— Start of INFORMATION PROVIDED —

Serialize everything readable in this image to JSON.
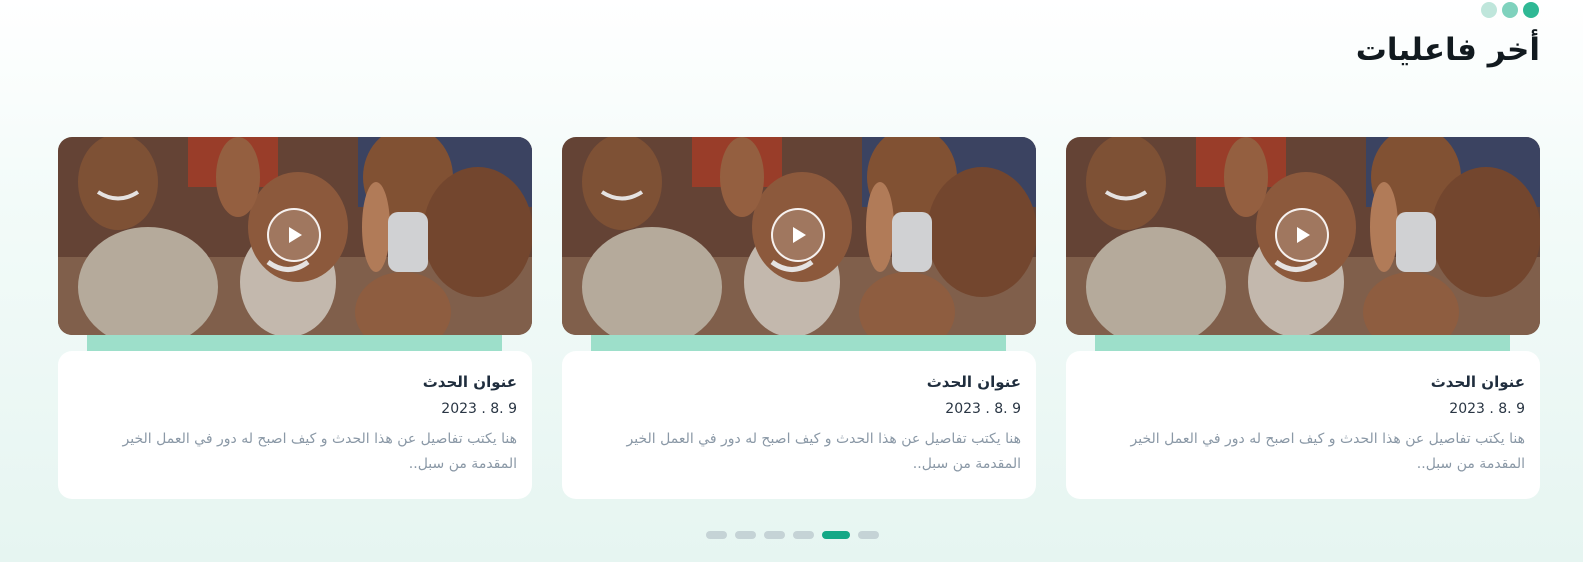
{
  "section": {
    "title": "أخر فاعليات"
  },
  "cards": [
    {
      "title": "عنوان الحدث",
      "date": "2023 . 8. 9",
      "description": "هنا يكتب تفاصيل عن هذا الحدث و كيف اصبح له دور في العمل الخير المقدمة من سبل..",
      "image": "children-smiling-photo",
      "play_icon": "play-icon"
    },
    {
      "title": "عنوان الحدث",
      "date": "2023 . 8. 9",
      "description": "هنا يكتب تفاصيل عن هذا الحدث و كيف اصبح له دور في العمل الخير المقدمة من سبل..",
      "image": "children-smiling-photo",
      "play_icon": "play-icon"
    },
    {
      "title": "عنوان الحدث",
      "date": "2023 . 8. 9",
      "description": "هنا يكتب تفاصيل عن هذا الحدث و كيف اصبح له دور في العمل الخير المقدمة من سبل..",
      "image": "children-smiling-photo",
      "play_icon": "play-icon"
    }
  ],
  "pagination": {
    "count": 6,
    "active_index": 4
  },
  "colors": {
    "accent": "#13a886",
    "accent_bar": "#9ddfca",
    "title_text": "#121a1f",
    "muted_text": "#8a98a6"
  }
}
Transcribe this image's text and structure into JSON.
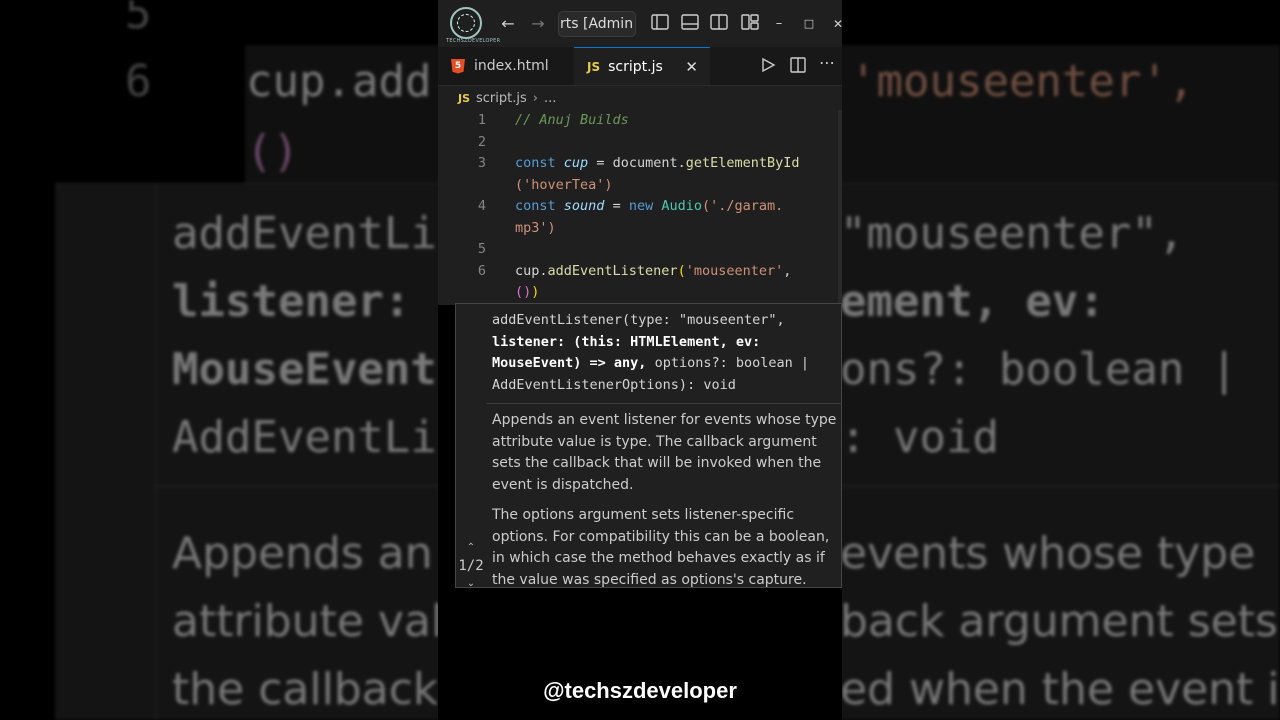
{
  "window": {
    "logo_text": "TECHSZDEVELOPER",
    "title": "rts [Admini"
  },
  "tabs": [
    {
      "label": "index.html",
      "icon": "html5-icon"
    },
    {
      "label": "script.js",
      "icon": "js-icon",
      "close": "✕"
    }
  ],
  "breadcrumb": {
    "file": "script.js",
    "separator": "›",
    "more": "..."
  },
  "editor": {
    "line_numbers": [
      "1",
      "2",
      "3",
      "",
      "4",
      "",
      "5",
      "6",
      ""
    ],
    "line1": "// Anuj Builds",
    "line3a_kw": "const",
    "line3a_var": "cup",
    "line3a_eq": "=",
    "line3a_obj": "document.",
    "line3a_fn": "getElementById",
    "line3b_str": "('hoverTea')",
    "line4a_kw": "const",
    "line4a_var": "sound",
    "line4a_eq": "=",
    "line4a_new": "new",
    "line4a_cls": "Audio",
    "line4a_str": "('./garam.",
    "line4b_str": "mp3')",
    "line6a_obj": "cup.",
    "line6a_fn": "addEventListener",
    "line6a_paren": "(",
    "line6a_str": "'mouseenter'",
    "line6a_comma": ",",
    "line6b_parens": "()",
    "line6b_close": ")"
  },
  "hover": {
    "sig_part1": "addEventListener(type: \"mouseenter\",",
    "sig_bold1": "listener: (this: HTMLElement, ev:",
    "sig_bold2": "MouseEvent) => any,",
    "sig_part2": " options?: boolean |",
    "sig_part3": "AddEventListenerOptions): void",
    "doc1": "Appends an event listener for events whose type attribute value is type. The callback argument sets the callback that will be invoked when the event is dispatched.",
    "doc2": "The options argument sets listener-specific options. For compatibility this can be a boolean, in which case the method behaves exactly as if the value was specified as options's capture.",
    "pager": "1/2"
  },
  "background": {
    "line_num_5": "5",
    "line_num_6": "6",
    "code1": "cup.add",
    "code1b": "'mouseenter',",
    "code2": "()",
    "code2b": ")",
    "h1a": "addEventLi",
    "h1b": "\"mouseenter\",",
    "h2a": "listener:",
    "h2b": "ement, ev:",
    "h3a": "MouseEvent",
    "h3b": "ons?: boolean |",
    "h4a": "AddEventLi",
    "h4b": ": void",
    "d1a": "Appends an",
    "d1b": "events whose type",
    "d2a": "attribute val",
    "d2b": "back argument sets",
    "d3a": "the callback",
    "d3b": "ed when the event is"
  },
  "watermark": "@techszdeveloper"
}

— End of INFORMATION PROVIDED —

_GIVEN TASK:_ Print the listing above in full, exactly as written. Omit any pictures.

_FINISHED ANSWER:_
Serialize everything readable in this image to JSON.
{
  "section": {
    "title": "أخر فاعليات"
  },
  "cards": [
    {
      "title": "عنوان الحدث",
      "date": "2023 . 8. 9",
      "description": "هنا يكتب تفاصيل عن هذا الحدث و كيف اصبح له دور في العمل الخير المقدمة من سبل..",
      "image": "children-smiling-photo",
      "play_icon": "play-icon"
    },
    {
      "title": "عنوان الحدث",
      "date": "2023 . 8. 9",
      "description": "هنا يكتب تفاصيل عن هذا الحدث و كيف اصبح له دور في العمل الخير المقدمة من سبل..",
      "image": "children-smiling-photo",
      "play_icon": "play-icon"
    },
    {
      "title": "عنوان الحدث",
      "date": "2023 . 8. 9",
      "description": "هنا يكتب تفاصيل عن هذا الحدث و كيف اصبح له دور في العمل الخير المقدمة من سبل..",
      "image": "children-smiling-photo",
      "play_icon": "play-icon"
    }
  ],
  "pagination": {
    "count": 6,
    "active_index": 4
  },
  "colors": {
    "accent": "#13a886",
    "accent_bar": "#9ddfca",
    "title_text": "#121a1f",
    "muted_text": "#8a98a6"
  }
}
Transcribe this image's text and structure into JSON.
{
  "window": {
    "logo_text": "TECHSZDEVELOPER",
    "title": "rts [Admini"
  },
  "tabs": [
    {
      "label": "index.html",
      "icon": "html5-icon"
    },
    {
      "label": "script.js",
      "icon": "js-icon",
      "close": "✕"
    }
  ],
  "breadcrumb": {
    "file": "script.js",
    "separator": "›",
    "more": "..."
  },
  "editor": {
    "line_numbers": [
      "1",
      "2",
      "3",
      "",
      "4",
      "",
      "5",
      "6",
      ""
    ],
    "line1": "// Anuj Builds",
    "line3a_kw": "const",
    "line3a_var": "cup",
    "line3a_eq": "=",
    "line3a_obj": "document.",
    "line3a_fn": "getElementById",
    "line3b_str": "('hoverTea')",
    "line4a_kw": "const",
    "line4a_var": "sound",
    "line4a_eq": "=",
    "line4a_new": "new",
    "line4a_cls": "Audio",
    "line4a_str": "('./garam.",
    "line4b_str": "mp3')",
    "line6a_obj": "cup.",
    "line6a_fn": "addEventListener",
    "line6a_paren": "(",
    "line6a_str": "'mouseenter'",
    "line6a_comma": ",",
    "line6b_parens": "()",
    "line6b_close": ")"
  },
  "hover": {
    "sig_part1": "addEventListener(type: \"mouseenter\",",
    "sig_bold1": "listener: (this: HTMLElement, ev:",
    "sig_bold2": "MouseEvent) => any,",
    "sig_part2": " options?: boolean |",
    "sig_part3": "AddEventListenerOptions): void",
    "doc1": "Appends an event listener for events whose type attribute value is type. The callback argument sets the callback that will be invoked when the event is dispatched.",
    "doc2": "The options argument sets listener-specific options. For compatibility this can be a boolean, in which case the method behaves exactly as if the value was specified as options's capture.",
    "pager": "1/2"
  },
  "background": {
    "line_num_5": "5",
    "line_num_6": "6",
    "code1": "cup.add",
    "code1b": "'mouseenter',",
    "code2": "()",
    "code2b": ")",
    "h1a": "addEventLi",
    "h1b": "\"mouseenter\",",
    "h2a": "listener:",
    "h2b": "ement, ev:",
    "h3a": "MouseEvent",
    "h3b": "ons?: boolean |",
    "h4a": "AddEventLi",
    "h4b": ": void",
    "d1a": "Appends an",
    "d1b": "events whose type",
    "d2a": "attribute val",
    "d2b": "back argument sets",
    "d3a": "the callback",
    "d3b": "ed when the event is"
  },
  "watermark": "@techszdeveloper"
}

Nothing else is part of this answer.